Las primeras semanas de la administración de Donald Trump han sido más que de retórica. El presidente estadunidense representa un riesgo de escala global para las condiciones económicas y la solvencia de los gobiernos. Y, en ese entorno, México es uno de los cinco países que más problemas afronta: por la relación comercial, el flujo de capitales desde esa nación, los límites a la migración y las remesas, consideró Fitch Ratings.
Las naciones con el mayor volumen de inversión estadunidense en manufactura son Canadá, Reino Unido, Países Bajos, México, Alemania, China y Brasil, mencionó Fitch.
Los principales riesgos para la calificación a la solvencia de los países incluyen la posibilidad de cambios perjudiciales en las relaciones comerciales, la disminución de los flujos internacionales de capital, los límites de la migración que afectan las remesas y la confrontación entre dirigentes políticos y funcionarios estadunidenses que contribuyen a la volatilidad de los mercados financieros, apuntó la firma este viernes.
La materialización de esos riesgos afectaría el crecimiento económico y añadiría presión a las finanzas públicas de los países, comentó.
El riesgo económico y financiero de la retórica y las medidas anunciadas por el nuevo gobierno estadunidense es global, como mencionó Fitch. Pero, por ahora, cinco países los que más han quedado expuestos a la forma de conducir el gobierno del empresario inmobiliario y presentador de televisión.
Los países que corren mayor riesgo de sufrir cambios adversos en los fundamentos de la calificación de solvencia son aquellos con estrechos vínculos económicos y financieros con Estados Unidos que están bajo escrutinio debido a desequilibrios financieros existentes o a percepciones de prácticas injustas en sus relaciones bilaterales, añadió.

Ejercicios:
(A) Enumera todos los países que, según el texto sobre el análisis de Fitch, reciben el mayor volumen de inversión estadounidense en manufactura.
(B) Escribe la continuación del texto sobre el análisis de Fitch a partir de su última oración.

Conjunto de datos:

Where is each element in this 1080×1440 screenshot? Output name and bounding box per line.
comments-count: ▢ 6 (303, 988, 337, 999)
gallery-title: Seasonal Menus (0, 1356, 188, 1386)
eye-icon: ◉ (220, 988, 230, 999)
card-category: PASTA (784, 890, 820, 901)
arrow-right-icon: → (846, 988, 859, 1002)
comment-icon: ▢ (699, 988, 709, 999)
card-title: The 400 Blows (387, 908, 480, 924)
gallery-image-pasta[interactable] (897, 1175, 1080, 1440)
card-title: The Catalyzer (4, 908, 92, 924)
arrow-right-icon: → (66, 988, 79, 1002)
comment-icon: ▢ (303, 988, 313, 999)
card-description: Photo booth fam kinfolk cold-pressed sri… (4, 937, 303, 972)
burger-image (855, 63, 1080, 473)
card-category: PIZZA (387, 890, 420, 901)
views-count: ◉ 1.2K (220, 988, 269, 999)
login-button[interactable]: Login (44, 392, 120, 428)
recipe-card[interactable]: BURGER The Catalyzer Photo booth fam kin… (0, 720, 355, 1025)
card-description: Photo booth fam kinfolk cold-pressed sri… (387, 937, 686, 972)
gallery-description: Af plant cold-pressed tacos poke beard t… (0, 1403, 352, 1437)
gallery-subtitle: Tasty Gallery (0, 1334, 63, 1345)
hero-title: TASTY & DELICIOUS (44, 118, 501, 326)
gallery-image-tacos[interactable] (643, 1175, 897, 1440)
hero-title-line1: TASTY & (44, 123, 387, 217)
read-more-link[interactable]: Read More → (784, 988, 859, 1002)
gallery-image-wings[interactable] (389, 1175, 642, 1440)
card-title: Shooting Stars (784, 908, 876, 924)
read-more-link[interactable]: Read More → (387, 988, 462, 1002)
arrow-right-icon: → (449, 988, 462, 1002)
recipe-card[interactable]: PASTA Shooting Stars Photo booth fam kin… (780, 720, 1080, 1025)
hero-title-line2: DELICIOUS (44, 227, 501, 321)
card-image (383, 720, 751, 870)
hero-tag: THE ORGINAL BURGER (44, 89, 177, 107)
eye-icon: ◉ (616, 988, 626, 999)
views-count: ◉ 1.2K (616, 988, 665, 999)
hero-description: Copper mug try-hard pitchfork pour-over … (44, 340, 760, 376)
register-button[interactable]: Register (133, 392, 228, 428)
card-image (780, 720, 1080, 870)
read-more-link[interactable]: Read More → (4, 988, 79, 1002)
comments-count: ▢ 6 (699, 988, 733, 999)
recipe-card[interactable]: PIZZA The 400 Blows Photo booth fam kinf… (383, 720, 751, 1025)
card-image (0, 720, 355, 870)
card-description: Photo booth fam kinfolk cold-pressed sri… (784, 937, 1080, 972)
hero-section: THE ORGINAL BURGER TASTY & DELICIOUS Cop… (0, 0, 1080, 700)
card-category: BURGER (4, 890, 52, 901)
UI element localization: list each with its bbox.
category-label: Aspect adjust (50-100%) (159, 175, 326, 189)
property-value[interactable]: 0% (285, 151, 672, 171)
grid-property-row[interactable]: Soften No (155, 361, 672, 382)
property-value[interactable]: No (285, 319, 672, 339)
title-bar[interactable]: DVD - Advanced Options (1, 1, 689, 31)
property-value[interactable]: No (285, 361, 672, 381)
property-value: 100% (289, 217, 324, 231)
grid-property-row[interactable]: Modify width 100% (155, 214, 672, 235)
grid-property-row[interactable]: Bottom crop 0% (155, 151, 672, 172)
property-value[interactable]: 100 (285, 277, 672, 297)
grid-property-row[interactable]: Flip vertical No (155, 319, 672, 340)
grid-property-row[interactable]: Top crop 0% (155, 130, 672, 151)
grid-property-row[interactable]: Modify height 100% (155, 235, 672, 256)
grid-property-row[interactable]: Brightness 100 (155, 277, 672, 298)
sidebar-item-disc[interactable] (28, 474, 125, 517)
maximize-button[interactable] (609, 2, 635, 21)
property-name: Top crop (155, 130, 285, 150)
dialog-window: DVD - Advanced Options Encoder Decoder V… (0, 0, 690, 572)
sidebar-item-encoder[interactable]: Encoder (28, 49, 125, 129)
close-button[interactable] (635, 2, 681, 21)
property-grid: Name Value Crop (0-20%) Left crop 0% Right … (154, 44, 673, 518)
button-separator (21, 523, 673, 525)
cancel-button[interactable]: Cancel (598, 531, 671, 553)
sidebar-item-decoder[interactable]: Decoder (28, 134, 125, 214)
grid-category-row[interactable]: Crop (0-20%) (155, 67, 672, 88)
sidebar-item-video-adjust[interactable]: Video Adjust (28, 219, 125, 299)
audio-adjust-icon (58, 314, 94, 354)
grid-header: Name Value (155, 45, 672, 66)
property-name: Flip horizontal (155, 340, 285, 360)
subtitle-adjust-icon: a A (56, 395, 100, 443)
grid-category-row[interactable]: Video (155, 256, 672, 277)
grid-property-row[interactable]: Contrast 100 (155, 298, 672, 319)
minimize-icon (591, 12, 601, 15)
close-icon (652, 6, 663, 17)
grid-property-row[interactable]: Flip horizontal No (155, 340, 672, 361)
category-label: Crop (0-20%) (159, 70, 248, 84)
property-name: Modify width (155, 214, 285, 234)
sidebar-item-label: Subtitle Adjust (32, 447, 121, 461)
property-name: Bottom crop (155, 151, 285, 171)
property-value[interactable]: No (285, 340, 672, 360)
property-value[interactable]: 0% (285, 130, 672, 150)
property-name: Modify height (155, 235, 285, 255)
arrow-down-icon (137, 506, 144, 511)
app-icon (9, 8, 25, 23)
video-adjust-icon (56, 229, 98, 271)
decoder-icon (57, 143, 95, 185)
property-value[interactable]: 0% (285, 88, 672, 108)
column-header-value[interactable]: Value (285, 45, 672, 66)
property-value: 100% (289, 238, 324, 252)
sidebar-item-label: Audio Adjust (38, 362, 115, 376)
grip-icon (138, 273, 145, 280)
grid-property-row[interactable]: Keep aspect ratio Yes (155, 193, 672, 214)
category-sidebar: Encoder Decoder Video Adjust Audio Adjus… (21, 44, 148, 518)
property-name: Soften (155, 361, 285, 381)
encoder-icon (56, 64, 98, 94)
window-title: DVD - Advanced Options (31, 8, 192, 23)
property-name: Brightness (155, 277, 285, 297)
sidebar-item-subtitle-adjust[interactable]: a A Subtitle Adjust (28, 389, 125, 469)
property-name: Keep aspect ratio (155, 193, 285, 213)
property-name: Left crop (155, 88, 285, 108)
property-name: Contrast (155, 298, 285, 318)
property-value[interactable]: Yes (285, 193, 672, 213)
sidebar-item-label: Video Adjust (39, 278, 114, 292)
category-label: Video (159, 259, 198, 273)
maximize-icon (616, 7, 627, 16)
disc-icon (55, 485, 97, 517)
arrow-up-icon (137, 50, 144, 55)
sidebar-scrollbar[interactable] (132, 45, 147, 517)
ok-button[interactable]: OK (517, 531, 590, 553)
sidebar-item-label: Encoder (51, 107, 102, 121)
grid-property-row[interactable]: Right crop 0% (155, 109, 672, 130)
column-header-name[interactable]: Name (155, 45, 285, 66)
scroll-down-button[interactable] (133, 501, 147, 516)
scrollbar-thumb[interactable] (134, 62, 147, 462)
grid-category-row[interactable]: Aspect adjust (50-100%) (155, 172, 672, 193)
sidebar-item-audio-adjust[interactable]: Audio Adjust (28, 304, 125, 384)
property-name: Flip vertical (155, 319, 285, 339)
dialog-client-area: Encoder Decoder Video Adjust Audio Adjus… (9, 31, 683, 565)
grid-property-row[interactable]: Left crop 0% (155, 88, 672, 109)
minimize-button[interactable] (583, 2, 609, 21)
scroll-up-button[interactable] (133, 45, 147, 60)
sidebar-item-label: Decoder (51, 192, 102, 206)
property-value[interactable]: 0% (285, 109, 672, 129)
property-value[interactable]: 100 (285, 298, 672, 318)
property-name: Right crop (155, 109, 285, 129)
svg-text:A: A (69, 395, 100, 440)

Soluciones:
(A) Canadá, Reino Unido, Países Bajos, México, Alemania, China y Brasil.

(B)
Canadá, China, Alemania, Japón y México han sido identificados explícitamente por la administración estadunidense como naciones que han tenido arreglos comerciales o políticas cambiarias que merecen atención, pero es poco probable que la lista termine allí, agregó.
De hecho, recordó que el cambio de estable a negativaen la perspectiva de calificación de la deuda de México, en diciembre pasado, reflejó en parte una mayor incertidumbre económica y la volatilidad de los precios de los activos financieros tras la elección estadunidense del 8 de noviembre.
El gobierno de Washington ha abandonado el Acuerdo Transpacífico, confirmado una renegociación del Tratado de Libre Comercio de América del Norte (que incluye a Estados Unidos, Canadá y México), reprendido y amenazando con sanciones a compañías estadunidenses que invierten en el extranjero y acusado a algunos países de manipular el tipo de cambio para sacar ventaja comercial, enumeró Fitch.
El impacto total de esas iniciativas no se conocerá por algún tiempo y dependerá de las negociaciones entre múltiples partes y acontecimientos imprevistos. En pocas palabras, mucho puede cambiar, pero el tono agresivo de la retórica de la administración estadunidense no presagia un fácil periodo de negociación ni sugiere que haya mucho margen para el compromiso, aseguró.